— Start of Material for this exercise —

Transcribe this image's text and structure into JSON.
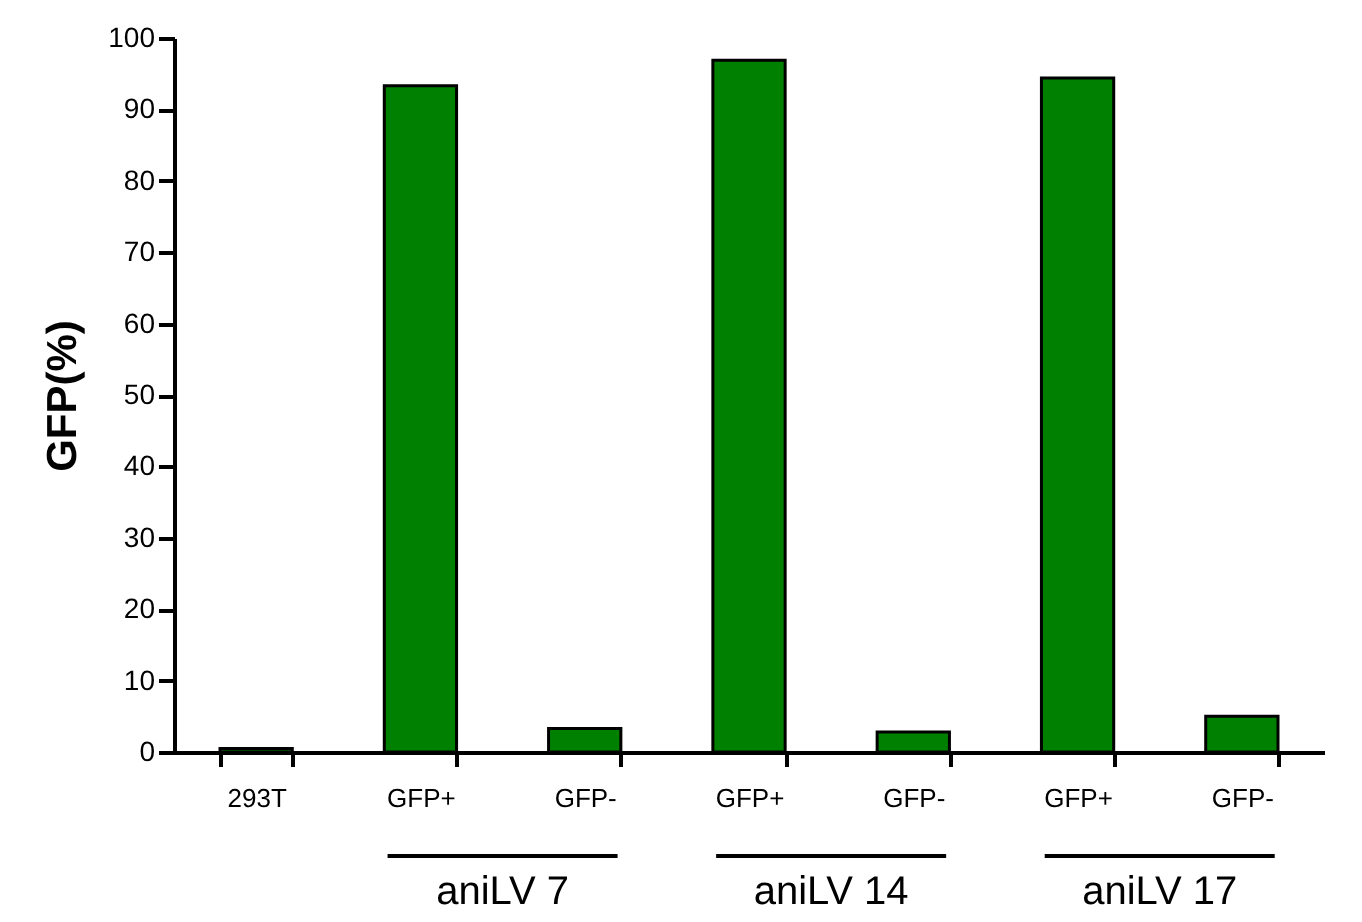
{
  "chart_data": {
    "type": "bar",
    "ylabel": "GFP(%)",
    "categories": [
      "293T",
      "GFP+",
      "GFP-",
      "GFP+",
      "GFP-",
      "GFP+",
      "GFP-"
    ],
    "values": [
      0.5,
      93.3,
      3.3,
      96.9,
      2.8,
      94.4,
      5.0
    ],
    "color": "#008000",
    "ylim": [
      0,
      100
    ],
    "yticks": [
      0,
      10,
      20,
      30,
      40,
      50,
      60,
      70,
      80,
      90,
      100
    ],
    "grid": false,
    "annotations": [
      "aniLV 7",
      "aniLV 14",
      "aniLV 17"
    ]
  }
}
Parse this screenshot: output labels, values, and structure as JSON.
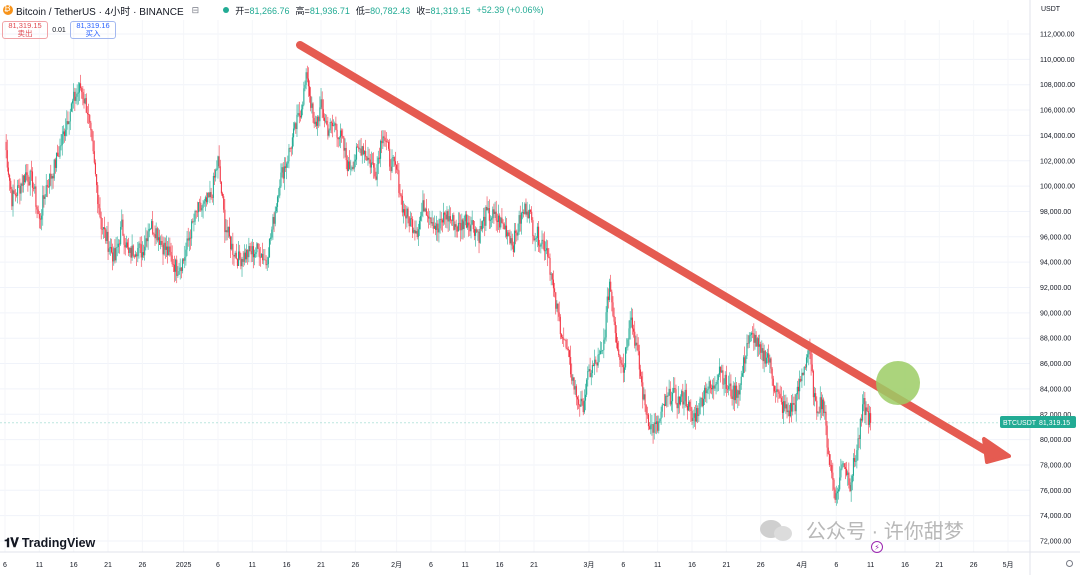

— End of Material for this exercise —

Go through the material above and print all of it exactly, except the pictures.

Written solution:
Transcribe this image's text and structure into JSON.
{
  "chart_data": {
    "type": "bar",
    "ylabel": "GFP(%)",
    "categories": [
      "293T",
      "GFP+",
      "GFP-",
      "GFP+",
      "GFP-",
      "GFP+",
      "GFP-"
    ],
    "values": [
      0.5,
      93.3,
      3.3,
      96.9,
      2.8,
      94.4,
      5.0
    ],
    "color": "#008000",
    "ylim": [
      0,
      100
    ],
    "yticks": [
      0,
      10,
      20,
      30,
      40,
      50,
      60,
      70,
      80,
      90,
      100
    ],
    "grid": false,
    "annotations": [
      "aniLV 7",
      "aniLV 14",
      "aniLV 17"
    ]
  }
}
Parse this screenshot: output labels, values, and structure as JSON.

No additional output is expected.